[begin DATASET ROWS]

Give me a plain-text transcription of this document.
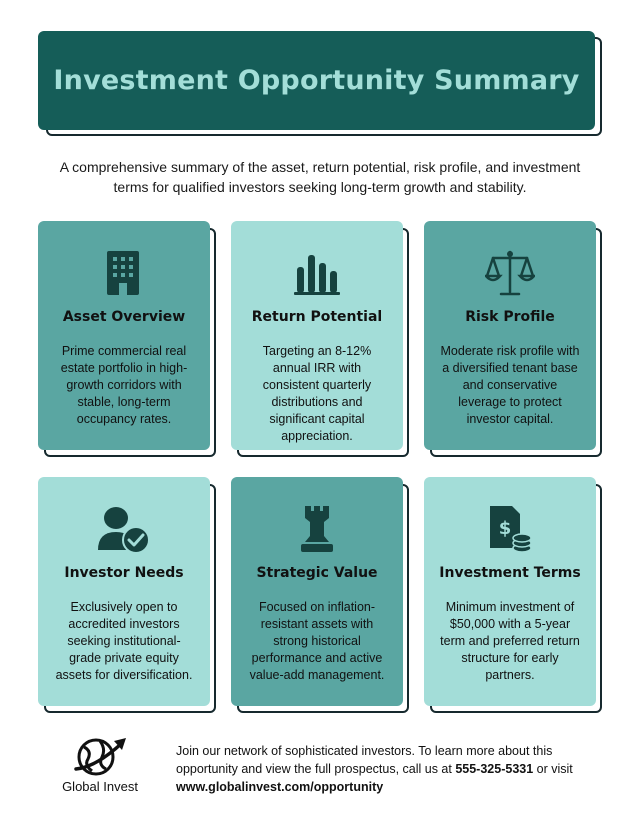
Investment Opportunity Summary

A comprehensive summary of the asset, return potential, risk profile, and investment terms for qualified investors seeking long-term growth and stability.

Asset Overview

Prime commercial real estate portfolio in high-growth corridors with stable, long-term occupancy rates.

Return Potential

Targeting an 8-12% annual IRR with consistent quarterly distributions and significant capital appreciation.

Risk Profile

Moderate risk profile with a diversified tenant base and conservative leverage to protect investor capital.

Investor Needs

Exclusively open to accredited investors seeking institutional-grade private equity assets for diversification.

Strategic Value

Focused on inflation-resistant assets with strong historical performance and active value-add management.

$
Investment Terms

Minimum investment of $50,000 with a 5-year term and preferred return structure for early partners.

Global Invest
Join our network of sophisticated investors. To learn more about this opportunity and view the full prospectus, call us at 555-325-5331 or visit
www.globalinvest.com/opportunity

[end DATASET ROWS]
[begin DATASET ROWS]

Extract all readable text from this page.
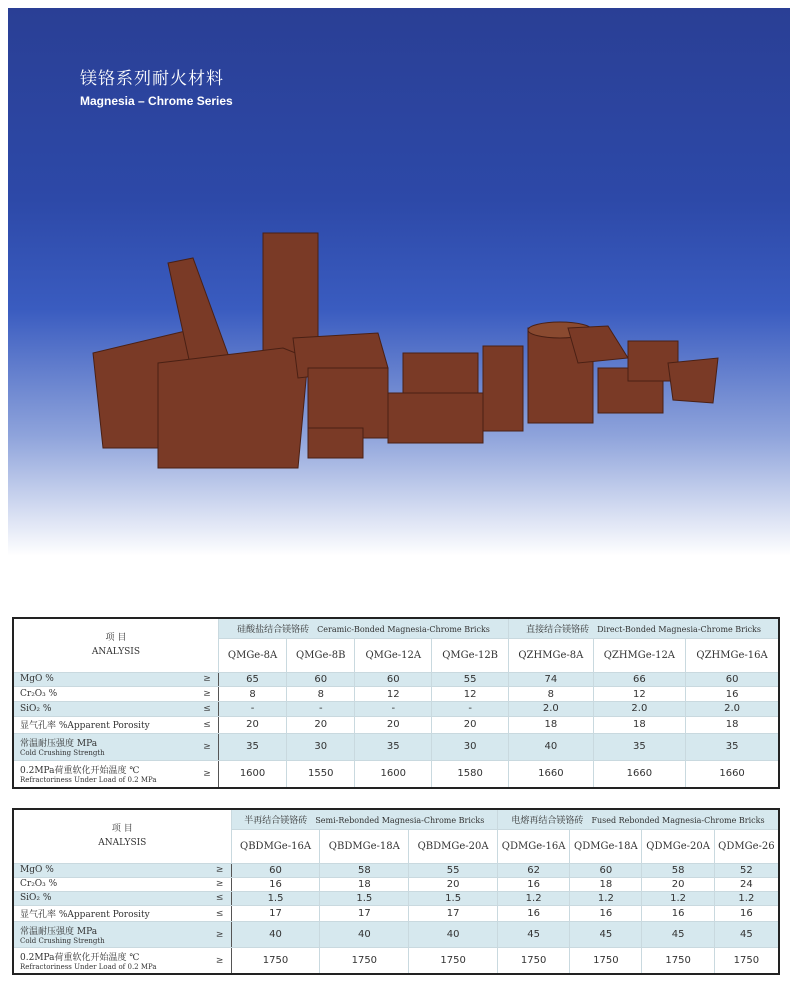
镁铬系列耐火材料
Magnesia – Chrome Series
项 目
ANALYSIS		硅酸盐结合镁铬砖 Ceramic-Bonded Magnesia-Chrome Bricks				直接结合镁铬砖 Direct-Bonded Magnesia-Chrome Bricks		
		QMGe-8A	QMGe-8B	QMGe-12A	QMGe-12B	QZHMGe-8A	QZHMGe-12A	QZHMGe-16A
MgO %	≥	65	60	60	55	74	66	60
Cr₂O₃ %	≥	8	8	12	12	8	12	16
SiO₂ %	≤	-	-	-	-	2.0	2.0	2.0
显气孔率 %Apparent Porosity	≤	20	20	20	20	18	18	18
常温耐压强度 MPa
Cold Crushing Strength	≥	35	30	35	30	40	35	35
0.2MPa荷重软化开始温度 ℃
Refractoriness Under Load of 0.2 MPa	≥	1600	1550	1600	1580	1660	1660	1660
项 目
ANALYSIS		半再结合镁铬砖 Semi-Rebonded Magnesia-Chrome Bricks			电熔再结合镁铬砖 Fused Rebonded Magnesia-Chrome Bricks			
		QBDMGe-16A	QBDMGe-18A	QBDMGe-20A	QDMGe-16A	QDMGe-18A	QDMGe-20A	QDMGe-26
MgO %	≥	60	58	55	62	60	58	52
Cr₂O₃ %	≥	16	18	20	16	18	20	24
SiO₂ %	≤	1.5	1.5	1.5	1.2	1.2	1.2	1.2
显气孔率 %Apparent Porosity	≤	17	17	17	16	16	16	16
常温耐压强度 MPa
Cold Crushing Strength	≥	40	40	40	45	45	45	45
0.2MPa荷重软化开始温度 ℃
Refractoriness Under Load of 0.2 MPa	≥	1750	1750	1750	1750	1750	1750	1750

[end DATASET ROWS]

SET TASK >> Pick out and copy the lines of the entries that hold the string "Under".

FULL SOLUTION >>
Refractoriness Under Load of 0.2 MPa	≥	1600	1550	1600	1580	1660	1660	1660
Refractoriness Under Load of 0.2 MPa	≥	1750	1750	1750	1750	1750	1750	1750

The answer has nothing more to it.